* _THE PROBLEM_: Select the lines of the records containing the word "rest" and list them.
◇ ◇ ◇
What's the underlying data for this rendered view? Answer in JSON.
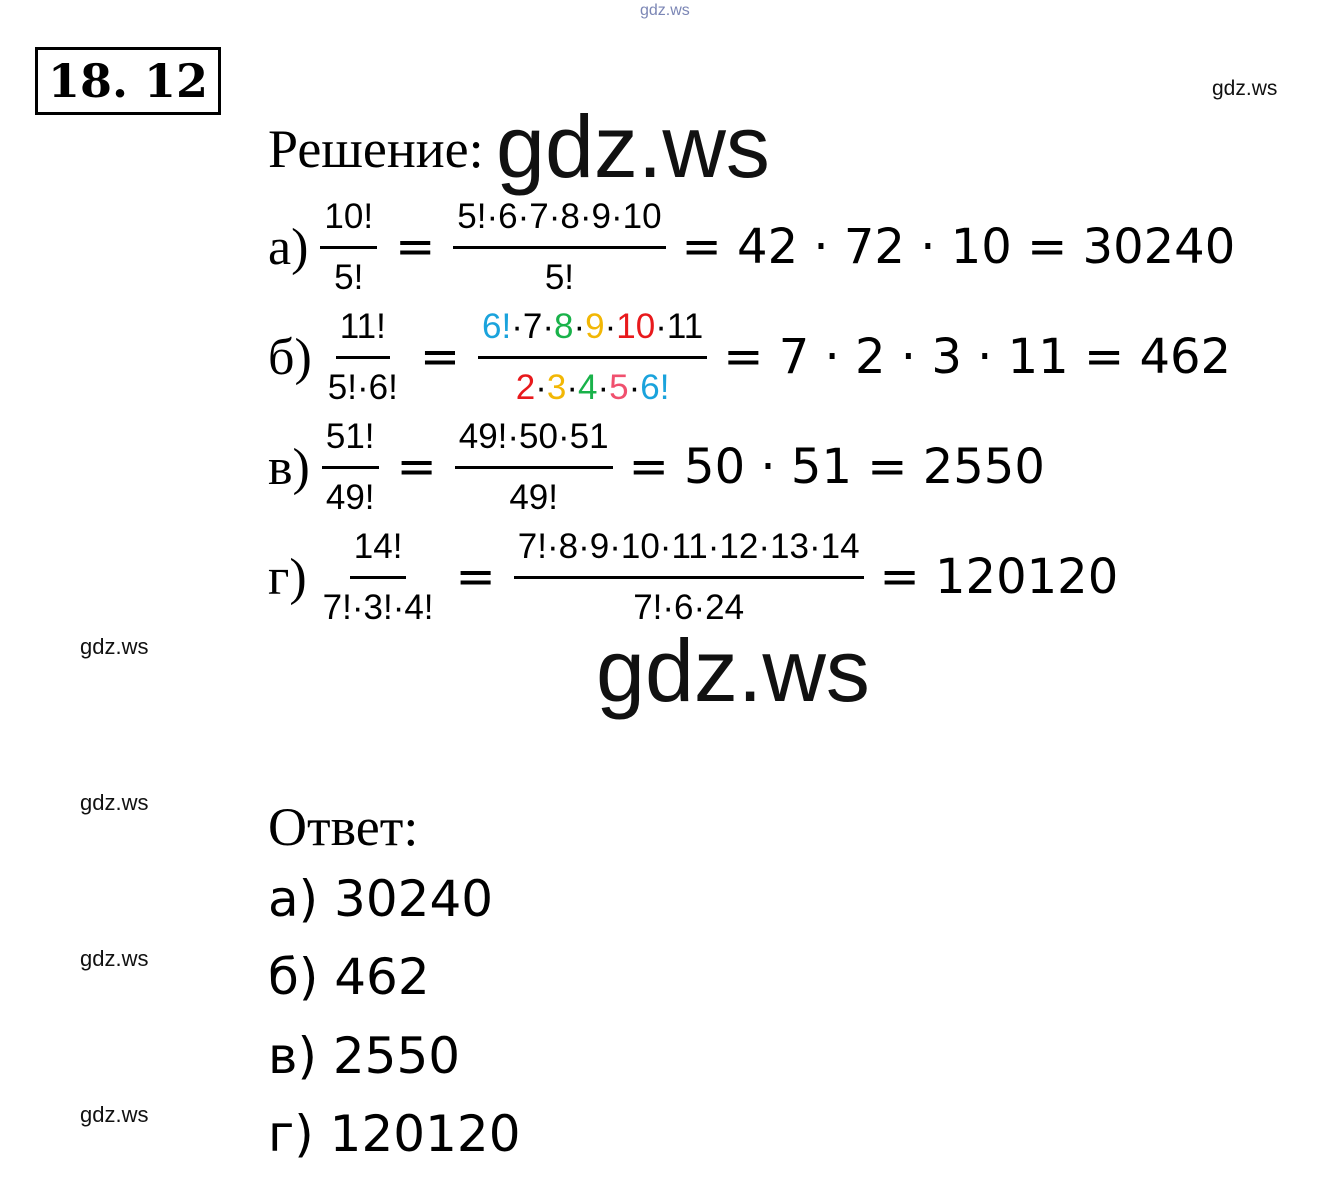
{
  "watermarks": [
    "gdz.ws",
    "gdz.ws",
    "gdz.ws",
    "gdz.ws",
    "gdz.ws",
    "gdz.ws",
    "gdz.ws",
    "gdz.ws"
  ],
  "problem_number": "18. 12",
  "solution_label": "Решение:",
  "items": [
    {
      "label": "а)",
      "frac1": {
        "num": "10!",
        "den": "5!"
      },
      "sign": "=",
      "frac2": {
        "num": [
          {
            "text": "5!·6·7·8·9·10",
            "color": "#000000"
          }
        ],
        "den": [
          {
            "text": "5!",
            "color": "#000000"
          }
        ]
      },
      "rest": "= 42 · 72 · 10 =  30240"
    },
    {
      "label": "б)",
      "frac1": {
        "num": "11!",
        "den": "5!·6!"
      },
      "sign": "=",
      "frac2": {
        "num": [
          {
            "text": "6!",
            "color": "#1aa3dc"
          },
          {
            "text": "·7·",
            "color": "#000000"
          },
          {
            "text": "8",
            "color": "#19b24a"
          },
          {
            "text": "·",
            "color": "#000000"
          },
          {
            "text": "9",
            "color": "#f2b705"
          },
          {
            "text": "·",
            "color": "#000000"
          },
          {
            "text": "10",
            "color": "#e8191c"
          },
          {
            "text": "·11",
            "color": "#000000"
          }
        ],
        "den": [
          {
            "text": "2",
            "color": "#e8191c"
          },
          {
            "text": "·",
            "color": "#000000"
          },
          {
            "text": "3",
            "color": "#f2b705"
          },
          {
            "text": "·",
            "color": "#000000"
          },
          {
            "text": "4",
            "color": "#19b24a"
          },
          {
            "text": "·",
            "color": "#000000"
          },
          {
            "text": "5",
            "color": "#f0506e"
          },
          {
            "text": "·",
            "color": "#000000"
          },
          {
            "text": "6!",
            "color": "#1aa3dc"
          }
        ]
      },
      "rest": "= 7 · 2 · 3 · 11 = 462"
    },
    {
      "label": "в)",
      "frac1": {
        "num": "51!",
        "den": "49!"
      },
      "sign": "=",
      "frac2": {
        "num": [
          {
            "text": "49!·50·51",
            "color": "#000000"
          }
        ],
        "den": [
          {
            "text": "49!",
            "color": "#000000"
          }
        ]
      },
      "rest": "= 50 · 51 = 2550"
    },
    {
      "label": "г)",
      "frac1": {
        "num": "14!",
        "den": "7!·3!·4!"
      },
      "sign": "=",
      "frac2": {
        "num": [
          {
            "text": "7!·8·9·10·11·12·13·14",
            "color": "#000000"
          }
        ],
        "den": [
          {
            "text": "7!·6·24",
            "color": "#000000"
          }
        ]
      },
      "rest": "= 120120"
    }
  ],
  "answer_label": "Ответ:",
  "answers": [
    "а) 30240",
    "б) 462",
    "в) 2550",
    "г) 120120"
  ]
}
◇ ◇ ◇
* _ANSWER TO THE TASK_:
      "rest": "= 42 · 72 · 10 =  30240"
      "rest": "= 7 · 2 · 3 · 11 = 462"
      "rest": "= 50 · 51 = 2550"
      "rest": "= 120120"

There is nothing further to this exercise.